### EXERCISE GOAL
Print every line of the records below word for word, with no changes.

━━━ EXCERPTED DATA

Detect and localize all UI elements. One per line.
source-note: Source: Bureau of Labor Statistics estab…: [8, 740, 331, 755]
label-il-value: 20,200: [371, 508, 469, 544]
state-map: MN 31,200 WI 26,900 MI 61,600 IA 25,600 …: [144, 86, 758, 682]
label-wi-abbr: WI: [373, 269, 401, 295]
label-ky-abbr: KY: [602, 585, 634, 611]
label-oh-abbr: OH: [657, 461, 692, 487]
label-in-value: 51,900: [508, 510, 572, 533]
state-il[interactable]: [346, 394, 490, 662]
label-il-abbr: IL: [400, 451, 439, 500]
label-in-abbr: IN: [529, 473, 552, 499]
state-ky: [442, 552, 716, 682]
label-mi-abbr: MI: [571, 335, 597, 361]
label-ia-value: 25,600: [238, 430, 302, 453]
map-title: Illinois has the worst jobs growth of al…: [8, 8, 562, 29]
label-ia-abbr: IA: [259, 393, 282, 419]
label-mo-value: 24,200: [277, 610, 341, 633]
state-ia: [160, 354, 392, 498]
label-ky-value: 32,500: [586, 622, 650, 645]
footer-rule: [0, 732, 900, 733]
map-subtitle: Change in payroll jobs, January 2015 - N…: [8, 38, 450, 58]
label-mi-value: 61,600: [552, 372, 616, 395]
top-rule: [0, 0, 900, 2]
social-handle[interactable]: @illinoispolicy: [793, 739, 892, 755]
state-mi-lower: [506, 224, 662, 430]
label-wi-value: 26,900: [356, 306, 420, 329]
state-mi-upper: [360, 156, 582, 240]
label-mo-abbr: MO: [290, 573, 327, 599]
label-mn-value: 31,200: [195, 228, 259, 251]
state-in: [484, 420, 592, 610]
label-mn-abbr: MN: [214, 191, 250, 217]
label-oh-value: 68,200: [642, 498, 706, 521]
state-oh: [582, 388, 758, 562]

━━━━━━

### EXPECTED OUTPUT
Detect and localize all UI elements. One per line.
source-note: Source: Bureau of Labor Statistics estab…: [8, 740, 331, 755]
label-il-value: 20,200: [371, 508, 469, 544]
state-map: MN 31,200 WI 26,900 MI 61,600 IA 25,600 …: [144, 86, 758, 682]
label-wi-abbr: WI: [373, 269, 401, 295]
label-ky-abbr: KY: [602, 585, 634, 611]
label-oh-abbr: OH: [657, 461, 692, 487]
label-in-value: 51,900: [508, 510, 572, 533]
state-il[interactable]: [346, 394, 490, 662]
label-il-abbr: IL: [400, 451, 439, 500]
label-in-abbr: IN: [529, 473, 552, 499]
state-ky: [442, 552, 716, 682]
label-mi-abbr: MI: [571, 335, 597, 361]
label-ia-value: 25,600: [238, 430, 302, 453]
map-title: Illinois has the worst jobs growth of al…: [8, 8, 562, 29]
label-ia-abbr: IA: [259, 393, 282, 419]
label-mo-value: 24,200: [277, 610, 341, 633]
state-ia: [160, 354, 392, 498]
label-ky-value: 32,500: [586, 622, 650, 645]
footer-rule: [0, 732, 900, 733]
map-subtitle: Change in payroll jobs, January 2015 - N…: [8, 38, 450, 58]
label-mi-value: 61,600: [552, 372, 616, 395]
top-rule: [0, 0, 900, 2]
social-handle[interactable]: @illinoispolicy: [793, 739, 892, 755]
state-mi-lower: [506, 224, 662, 430]
label-wi-value: 26,900: [356, 306, 420, 329]
state-mi-upper: [360, 156, 582, 240]
label-mo-abbr: MO: [290, 573, 327, 599]
label-mn-value: 31,200: [195, 228, 259, 251]
state-in: [484, 420, 592, 610]
label-mn-abbr: MN: [214, 191, 250, 217]
label-oh-value: 68,200: [642, 498, 706, 521]
state-oh: [582, 388, 758, 562]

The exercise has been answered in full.